Short problem
In the listing below, identify each line with the word "output" and return those lines.

Provided information

——

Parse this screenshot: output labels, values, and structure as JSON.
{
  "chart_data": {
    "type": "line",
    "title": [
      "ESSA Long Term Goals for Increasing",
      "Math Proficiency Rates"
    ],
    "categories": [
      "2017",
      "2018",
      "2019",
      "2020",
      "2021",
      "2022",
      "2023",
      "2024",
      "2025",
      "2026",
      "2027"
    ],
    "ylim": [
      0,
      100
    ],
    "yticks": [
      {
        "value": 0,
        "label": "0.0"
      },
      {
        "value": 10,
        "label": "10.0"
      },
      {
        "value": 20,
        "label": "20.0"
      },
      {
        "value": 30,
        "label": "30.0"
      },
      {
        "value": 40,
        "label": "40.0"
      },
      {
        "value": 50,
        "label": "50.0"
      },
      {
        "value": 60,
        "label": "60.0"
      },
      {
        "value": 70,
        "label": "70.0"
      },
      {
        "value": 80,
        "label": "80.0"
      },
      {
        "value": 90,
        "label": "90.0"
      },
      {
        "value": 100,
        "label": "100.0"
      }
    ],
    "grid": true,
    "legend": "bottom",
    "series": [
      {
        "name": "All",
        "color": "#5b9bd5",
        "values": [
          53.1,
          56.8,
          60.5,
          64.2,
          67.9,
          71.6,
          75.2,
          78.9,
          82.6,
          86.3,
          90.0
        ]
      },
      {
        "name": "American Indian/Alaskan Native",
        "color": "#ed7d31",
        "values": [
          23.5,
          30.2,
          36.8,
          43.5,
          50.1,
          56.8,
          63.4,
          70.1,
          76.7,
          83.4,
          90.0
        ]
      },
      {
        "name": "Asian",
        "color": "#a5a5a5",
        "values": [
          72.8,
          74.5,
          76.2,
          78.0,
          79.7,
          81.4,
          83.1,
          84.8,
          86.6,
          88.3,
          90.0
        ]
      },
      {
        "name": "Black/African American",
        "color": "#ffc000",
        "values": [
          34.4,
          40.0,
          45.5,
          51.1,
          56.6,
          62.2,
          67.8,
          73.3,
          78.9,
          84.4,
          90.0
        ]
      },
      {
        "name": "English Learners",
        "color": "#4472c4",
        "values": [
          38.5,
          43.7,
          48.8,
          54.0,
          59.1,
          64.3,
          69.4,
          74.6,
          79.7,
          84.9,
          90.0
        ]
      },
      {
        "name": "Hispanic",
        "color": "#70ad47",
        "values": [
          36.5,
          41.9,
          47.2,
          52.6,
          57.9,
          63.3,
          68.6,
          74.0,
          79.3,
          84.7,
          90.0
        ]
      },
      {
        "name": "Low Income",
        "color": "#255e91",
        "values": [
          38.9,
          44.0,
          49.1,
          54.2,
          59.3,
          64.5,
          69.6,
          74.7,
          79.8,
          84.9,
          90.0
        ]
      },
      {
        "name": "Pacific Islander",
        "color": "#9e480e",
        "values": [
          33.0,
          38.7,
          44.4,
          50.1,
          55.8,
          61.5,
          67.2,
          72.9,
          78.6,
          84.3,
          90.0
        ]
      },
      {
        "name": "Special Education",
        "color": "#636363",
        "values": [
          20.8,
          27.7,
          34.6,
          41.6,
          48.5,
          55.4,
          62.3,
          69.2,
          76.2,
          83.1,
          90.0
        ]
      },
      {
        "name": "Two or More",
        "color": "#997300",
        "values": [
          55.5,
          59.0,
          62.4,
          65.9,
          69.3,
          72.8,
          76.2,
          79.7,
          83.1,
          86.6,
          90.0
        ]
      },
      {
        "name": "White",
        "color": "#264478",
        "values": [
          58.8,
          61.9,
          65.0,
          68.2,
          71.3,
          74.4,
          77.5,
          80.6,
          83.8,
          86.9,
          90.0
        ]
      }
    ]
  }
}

——

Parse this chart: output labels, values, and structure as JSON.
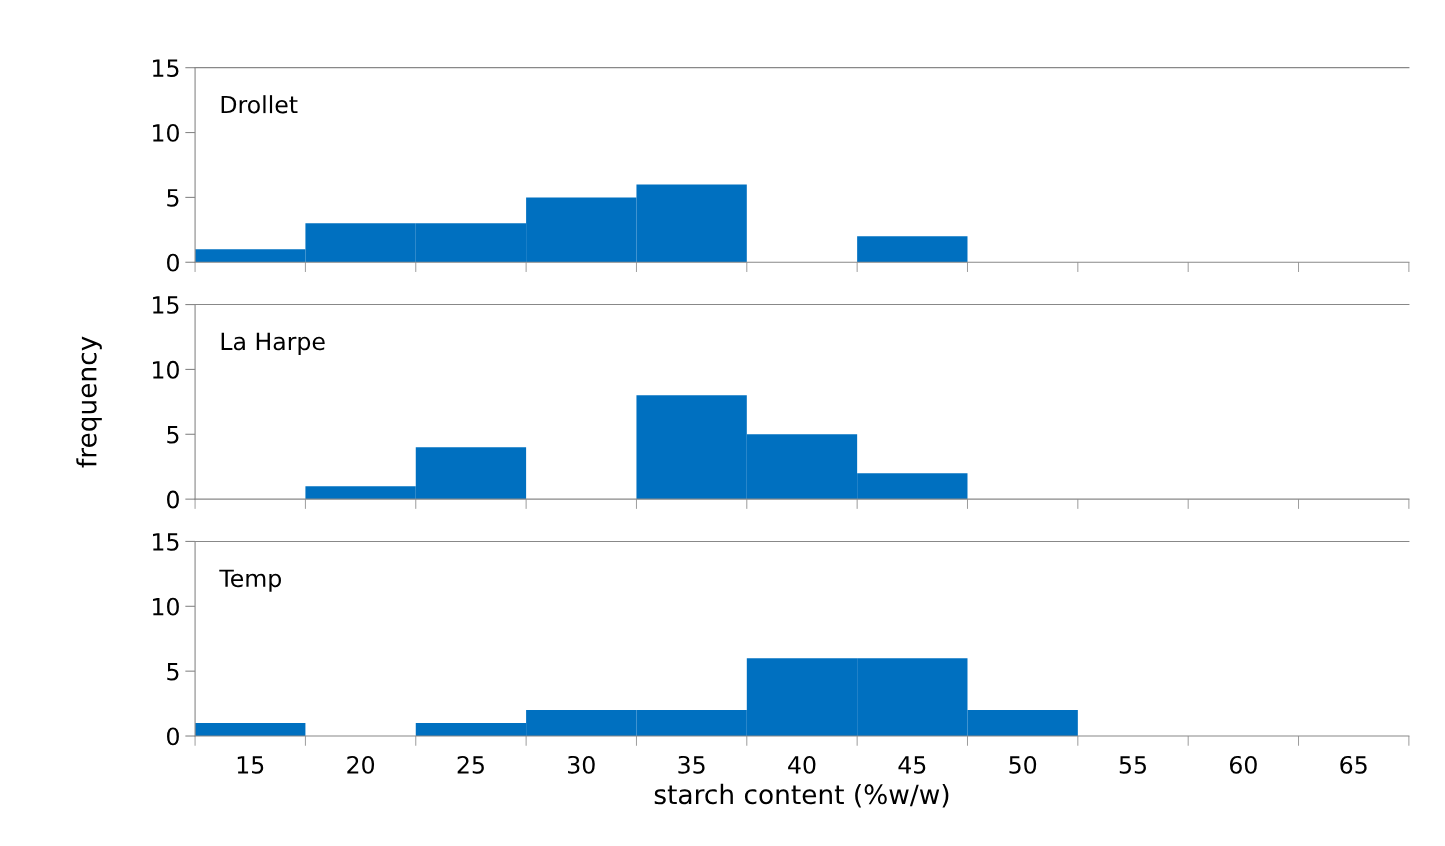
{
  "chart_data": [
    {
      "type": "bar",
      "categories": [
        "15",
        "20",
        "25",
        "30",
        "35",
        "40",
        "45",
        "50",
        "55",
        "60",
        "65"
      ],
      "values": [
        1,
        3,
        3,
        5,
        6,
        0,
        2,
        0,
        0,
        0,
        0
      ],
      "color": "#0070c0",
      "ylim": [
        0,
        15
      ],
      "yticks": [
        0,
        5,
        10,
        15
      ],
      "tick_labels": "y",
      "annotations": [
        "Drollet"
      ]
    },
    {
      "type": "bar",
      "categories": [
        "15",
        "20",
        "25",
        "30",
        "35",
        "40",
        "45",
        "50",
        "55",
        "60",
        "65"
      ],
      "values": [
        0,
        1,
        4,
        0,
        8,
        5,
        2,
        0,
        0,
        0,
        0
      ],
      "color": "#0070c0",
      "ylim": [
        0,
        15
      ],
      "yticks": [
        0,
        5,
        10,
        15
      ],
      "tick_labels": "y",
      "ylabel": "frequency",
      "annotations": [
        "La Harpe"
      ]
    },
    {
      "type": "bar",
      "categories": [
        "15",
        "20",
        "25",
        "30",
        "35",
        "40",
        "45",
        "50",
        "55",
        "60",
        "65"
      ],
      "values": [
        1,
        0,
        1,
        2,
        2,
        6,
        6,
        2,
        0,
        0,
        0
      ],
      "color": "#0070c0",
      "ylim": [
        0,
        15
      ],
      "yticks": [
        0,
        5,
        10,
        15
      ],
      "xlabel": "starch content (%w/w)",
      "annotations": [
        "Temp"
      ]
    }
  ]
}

——

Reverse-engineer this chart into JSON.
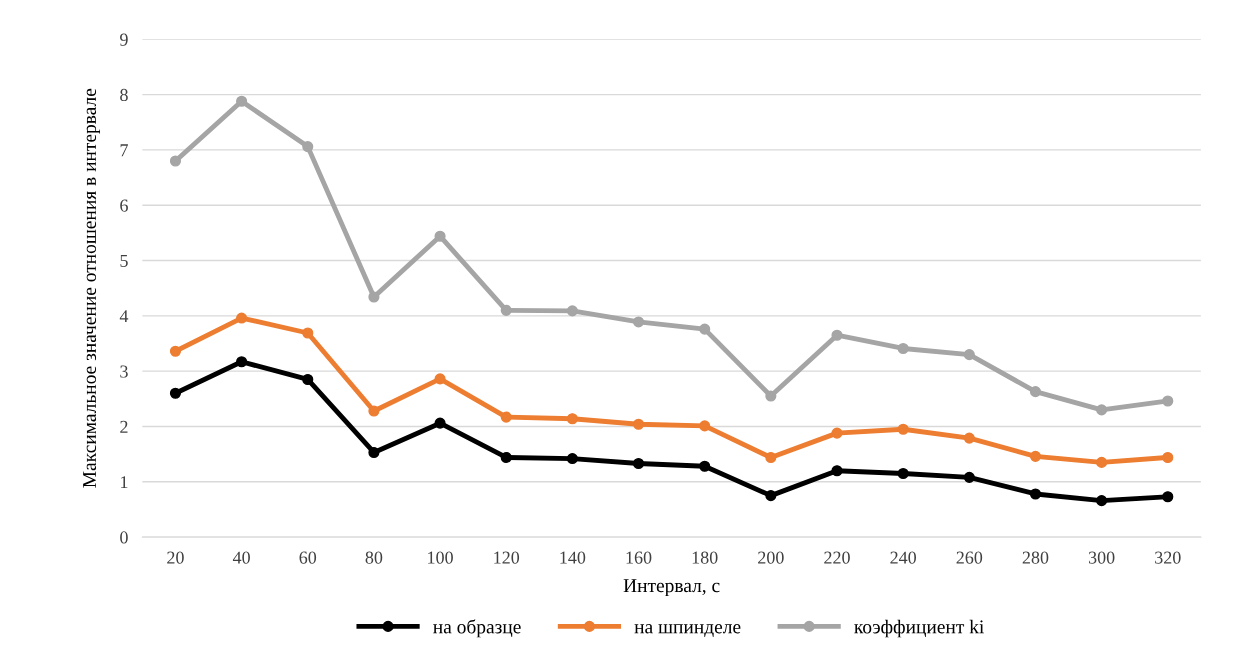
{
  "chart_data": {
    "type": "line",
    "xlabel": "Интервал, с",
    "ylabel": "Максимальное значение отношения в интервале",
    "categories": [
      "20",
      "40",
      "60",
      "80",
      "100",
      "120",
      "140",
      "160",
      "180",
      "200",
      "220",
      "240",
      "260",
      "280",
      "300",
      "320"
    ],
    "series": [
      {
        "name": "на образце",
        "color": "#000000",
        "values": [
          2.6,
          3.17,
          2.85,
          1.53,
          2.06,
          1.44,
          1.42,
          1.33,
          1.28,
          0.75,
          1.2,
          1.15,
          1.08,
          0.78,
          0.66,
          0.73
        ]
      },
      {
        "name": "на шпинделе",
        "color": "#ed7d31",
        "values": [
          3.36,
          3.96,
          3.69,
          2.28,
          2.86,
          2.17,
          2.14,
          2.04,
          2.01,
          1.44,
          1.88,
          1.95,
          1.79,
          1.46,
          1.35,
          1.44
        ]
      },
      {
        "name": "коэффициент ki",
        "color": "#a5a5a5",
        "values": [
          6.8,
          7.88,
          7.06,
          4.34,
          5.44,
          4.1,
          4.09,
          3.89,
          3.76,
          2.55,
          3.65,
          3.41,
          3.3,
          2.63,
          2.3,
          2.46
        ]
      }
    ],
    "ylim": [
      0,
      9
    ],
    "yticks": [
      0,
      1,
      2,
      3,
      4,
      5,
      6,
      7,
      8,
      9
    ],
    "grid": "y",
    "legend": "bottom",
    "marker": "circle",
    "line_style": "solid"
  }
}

——

Task solution
Parse this screenshot: output labels, values, and structure as JSON.
Parse this chart: output labels, values, and structure as JSON.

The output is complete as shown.